=== Problem to work on ===
Repeat the listing in full. Nothing may be added or left out.

=== The records ===
════════════════════
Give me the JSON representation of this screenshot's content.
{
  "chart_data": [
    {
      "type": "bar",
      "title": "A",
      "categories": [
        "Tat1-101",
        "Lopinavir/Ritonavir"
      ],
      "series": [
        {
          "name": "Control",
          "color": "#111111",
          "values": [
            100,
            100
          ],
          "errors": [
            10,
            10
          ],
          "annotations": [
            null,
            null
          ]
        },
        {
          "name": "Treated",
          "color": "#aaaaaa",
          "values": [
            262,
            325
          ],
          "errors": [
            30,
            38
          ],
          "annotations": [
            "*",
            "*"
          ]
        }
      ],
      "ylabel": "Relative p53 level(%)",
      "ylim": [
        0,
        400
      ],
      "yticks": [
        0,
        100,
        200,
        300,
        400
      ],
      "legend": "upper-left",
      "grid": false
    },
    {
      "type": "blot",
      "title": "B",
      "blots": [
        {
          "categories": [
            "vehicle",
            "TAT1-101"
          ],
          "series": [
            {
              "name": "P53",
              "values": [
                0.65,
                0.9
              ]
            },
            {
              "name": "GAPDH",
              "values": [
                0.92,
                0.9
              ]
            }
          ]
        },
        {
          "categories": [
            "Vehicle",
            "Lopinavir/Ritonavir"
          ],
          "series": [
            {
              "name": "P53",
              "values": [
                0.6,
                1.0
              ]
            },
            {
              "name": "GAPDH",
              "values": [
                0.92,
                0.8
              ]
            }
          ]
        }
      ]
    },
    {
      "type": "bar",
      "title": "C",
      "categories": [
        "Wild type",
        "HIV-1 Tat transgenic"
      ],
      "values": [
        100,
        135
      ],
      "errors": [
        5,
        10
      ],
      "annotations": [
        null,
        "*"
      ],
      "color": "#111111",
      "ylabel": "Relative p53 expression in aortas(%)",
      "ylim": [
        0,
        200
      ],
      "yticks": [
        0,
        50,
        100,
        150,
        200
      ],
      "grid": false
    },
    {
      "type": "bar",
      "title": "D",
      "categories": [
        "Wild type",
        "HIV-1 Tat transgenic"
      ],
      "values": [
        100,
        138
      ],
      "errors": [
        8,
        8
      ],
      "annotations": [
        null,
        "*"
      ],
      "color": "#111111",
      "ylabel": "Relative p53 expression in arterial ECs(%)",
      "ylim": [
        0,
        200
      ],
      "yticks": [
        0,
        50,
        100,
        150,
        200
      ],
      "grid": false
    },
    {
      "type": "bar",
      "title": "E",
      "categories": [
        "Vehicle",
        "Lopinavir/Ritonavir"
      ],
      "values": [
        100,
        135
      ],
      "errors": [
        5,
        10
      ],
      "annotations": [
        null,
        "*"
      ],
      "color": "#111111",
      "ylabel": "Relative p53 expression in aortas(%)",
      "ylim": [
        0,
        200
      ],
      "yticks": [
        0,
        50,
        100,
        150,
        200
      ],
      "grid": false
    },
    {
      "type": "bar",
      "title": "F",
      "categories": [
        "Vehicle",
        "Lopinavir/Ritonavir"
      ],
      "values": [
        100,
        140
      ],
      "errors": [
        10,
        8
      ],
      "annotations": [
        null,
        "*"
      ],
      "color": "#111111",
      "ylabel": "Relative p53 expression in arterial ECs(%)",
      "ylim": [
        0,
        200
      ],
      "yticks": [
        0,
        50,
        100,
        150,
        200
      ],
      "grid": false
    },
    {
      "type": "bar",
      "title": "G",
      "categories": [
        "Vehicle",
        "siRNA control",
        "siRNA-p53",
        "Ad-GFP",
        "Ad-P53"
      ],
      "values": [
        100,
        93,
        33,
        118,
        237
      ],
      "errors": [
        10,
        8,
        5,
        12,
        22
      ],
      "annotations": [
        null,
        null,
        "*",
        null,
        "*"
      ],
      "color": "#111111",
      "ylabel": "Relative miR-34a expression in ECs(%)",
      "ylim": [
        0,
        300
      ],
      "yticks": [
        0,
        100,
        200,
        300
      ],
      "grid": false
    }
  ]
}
════════════════════
=== Output below ===
Give me the JSON representation of this screenshot's content.
{
  "chart_data": [
    {
      "type": "bar",
      "title": "A",
      "categories": [
        "Tat1-101",
        "Lopinavir/Ritonavir"
      ],
      "series": [
        {
          "name": "Control",
          "color": "#111111",
          "values": [
            100,
            100
          ],
          "errors": [
            10,
            10
          ],
          "annotations": [
            null,
            null
          ]
        },
        {
          "name": "Treated",
          "color": "#aaaaaa",
          "values": [
            262,
            325
          ],
          "errors": [
            30,
            38
          ],
          "annotations": [
            "*",
            "*"
          ]
        }
      ],
      "ylabel": "Relative p53 level(%)",
      "ylim": [
        0,
        400
      ],
      "yticks": [
        0,
        100,
        200,
        300,
        400
      ],
      "legend": "upper-left",
      "grid": false
    },
    {
      "type": "blot",
      "title": "B",
      "blots": [
        {
          "categories": [
            "vehicle",
            "TAT1-101"
          ],
          "series": [
            {
              "name": "P53",
              "values": [
                0.65,
                0.9
              ]
            },
            {
              "name": "GAPDH",
              "values": [
                0.92,
                0.9
              ]
            }
          ]
        },
        {
          "categories": [
            "Vehicle",
            "Lopinavir/Ritonavir"
          ],
          "series": [
            {
              "name": "P53",
              "values": [
                0.6,
                1.0
              ]
            },
            {
              "name": "GAPDH",
              "values": [
                0.92,
                0.8
              ]
            }
          ]
        }
      ]
    },
    {
      "type": "bar",
      "title": "C",
      "categories": [
        "Wild type",
        "HIV-1 Tat transgenic"
      ],
      "values": [
        100,
        135
      ],
      "errors": [
        5,
        10
      ],
      "annotations": [
        null,
        "*"
      ],
      "color": "#111111",
      "ylabel": "Relative p53 expression in aortas(%)",
      "ylim": [
        0,
        200
      ],
      "yticks": [
        0,
        50,
        100,
        150,
        200
      ],
      "grid": false
    },
    {
      "type": "bar",
      "title": "D",
      "categories": [
        "Wild type",
        "HIV-1 Tat transgenic"
      ],
      "values": [
        100,
        138
      ],
      "errors": [
        8,
        8
      ],
      "annotations": [
        null,
        "*"
      ],
      "color": "#111111",
      "ylabel": "Relative p53 expression in arterial ECs(%)",
      "ylim": [
        0,
        200
      ],
      "yticks": [
        0,
        50,
        100,
        150,
        200
      ],
      "grid": false
    },
    {
      "type": "bar",
      "title": "E",
      "categories": [
        "Vehicle",
        "Lopinavir/Ritonavir"
      ],
      "values": [
        100,
        135
      ],
      "errors": [
        5,
        10
      ],
      "annotations": [
        null,
        "*"
      ],
      "color": "#111111",
      "ylabel": "Relative p53 expression in aortas(%)",
      "ylim": [
        0,
        200
      ],
      "yticks": [
        0,
        50,
        100,
        150,
        200
      ],
      "grid": false
    },
    {
      "type": "bar",
      "title": "F",
      "categories": [
        "Vehicle",
        "Lopinavir/Ritonavir"
      ],
      "values": [
        100,
        140
      ],
      "errors": [
        10,
        8
      ],
      "annotations": [
        null,
        "*"
      ],
      "color": "#111111",
      "ylabel": "Relative p53 expression in arterial ECs(%)",
      "ylim": [
        0,
        200
      ],
      "yticks": [
        0,
        50,
        100,
        150,
        200
      ],
      "grid": false
    },
    {
      "type": "bar",
      "title": "G",
      "categories": [
        "Vehicle",
        "siRNA control",
        "siRNA-p53",
        "Ad-GFP",
        "Ad-P53"
      ],
      "values": [
        100,
        93,
        33,
        118,
        237
      ],
      "errors": [
        10,
        8,
        5,
        12,
        22
      ],
      "annotations": [
        null,
        null,
        "*",
        null,
        "*"
      ],
      "color": "#111111",
      "ylabel": "Relative miR-34a expression in ECs(%)",
      "ylim": [
        0,
        300
      ],
      "yticks": [
        0,
        100,
        200,
        300
      ],
      "grid": false
    }
  ]
}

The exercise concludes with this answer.